**What you have to do:** Across the listing below, count the lines that mention the string "nコンバータ". Reply with the figure only.

Dataset entries on figures:
++++++++++++++++++++
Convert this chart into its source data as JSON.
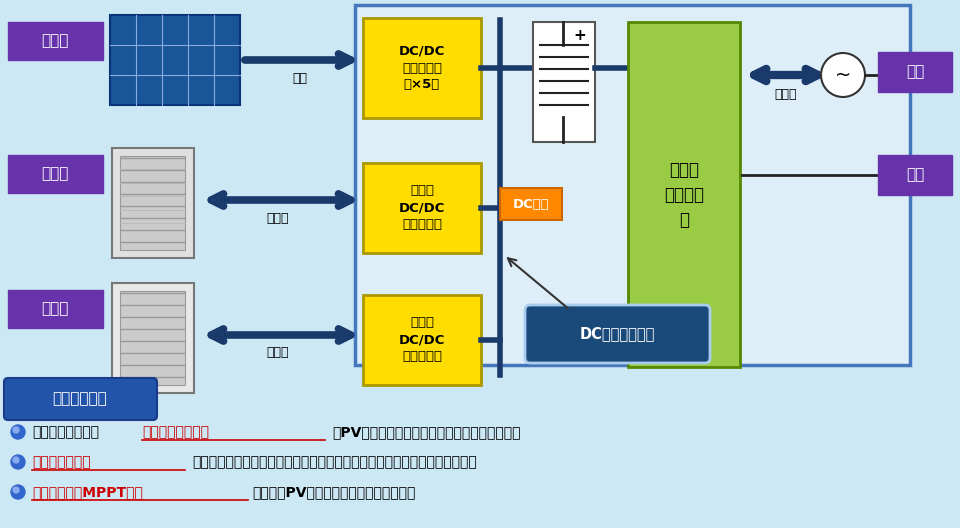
{
  "bg_color": "#cce8f4",
  "label_taiyo": "太陽光",
  "label_chikudenchi1": "蓄電池",
  "label_chikudenchi2": "蓄電池",
  "label_hatsuden": "発電",
  "label_juuden1": "充放電",
  "label_juuden2": "充放電",
  "label_juuden3": "充放電",
  "label_dc_dc1": "DC/DC\nコンバータ\n（×5）",
  "label_dc_dc2": "双方向\nDC/DC\nコンバータ",
  "label_dc_dc3": "双方向\nDC/DC\nコンバータ",
  "label_dcbus": "DCバス",
  "label_inverter": "双方向\nインバー\nタ",
  "label_keito": "系統",
  "label_jiritsu": "自立",
  "label_dcbus_ctrl": "DCバス制御技術",
  "label_tokuchou": "特徴ある制御",
  "bullet1_pre": "独自方式により、",
  "bullet1_red": "急激な電力変動時",
  "bullet1_black": "（PV日射変動等）にも安定した連携動作が可能",
  "bullet2_red": "高精度バス制御",
  "bullet2_black": "をベースに、多様な動作モード（　経済優先／環境優先／蓄電優先）を実現",
  "bullet3_red": "自立運転時のMPPT動作",
  "bullet3_black": "により、PV発電電力を最大限に利用可能",
  "purple_color": "#6633aa",
  "yellow_color": "#ffdd00",
  "green_color": "#99cc44",
  "dark_blue": "#1a3a6b",
  "orange_color": "#ff8800",
  "dark_teal": "#1a4a7a",
  "box_blue": "#2255aa"
}
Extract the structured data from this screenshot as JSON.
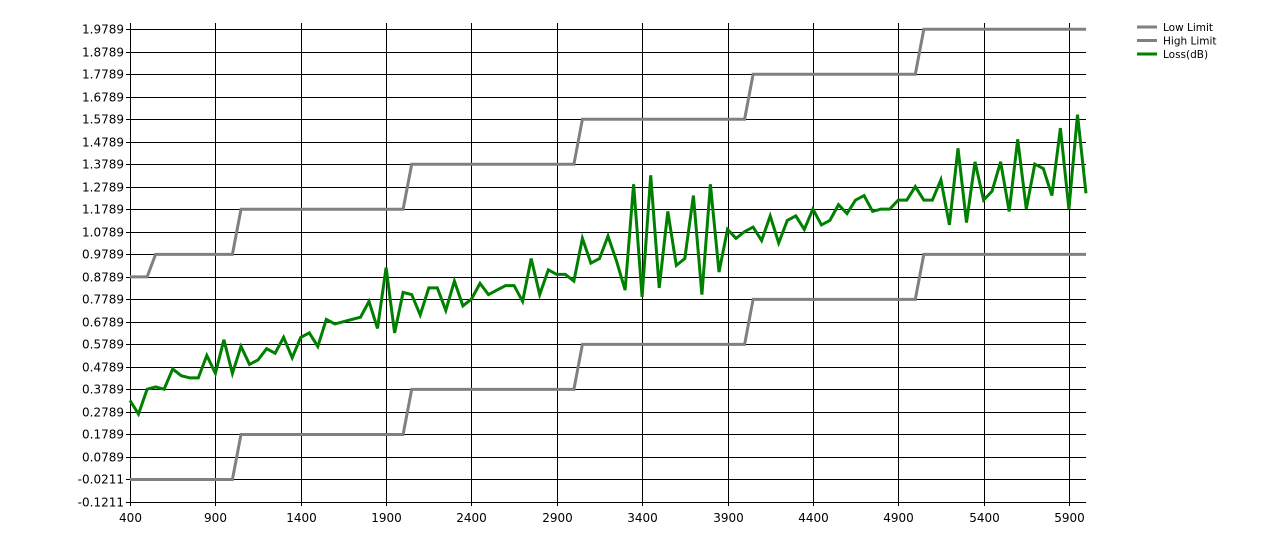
++++++++++++++++++++
**Completed task:** 3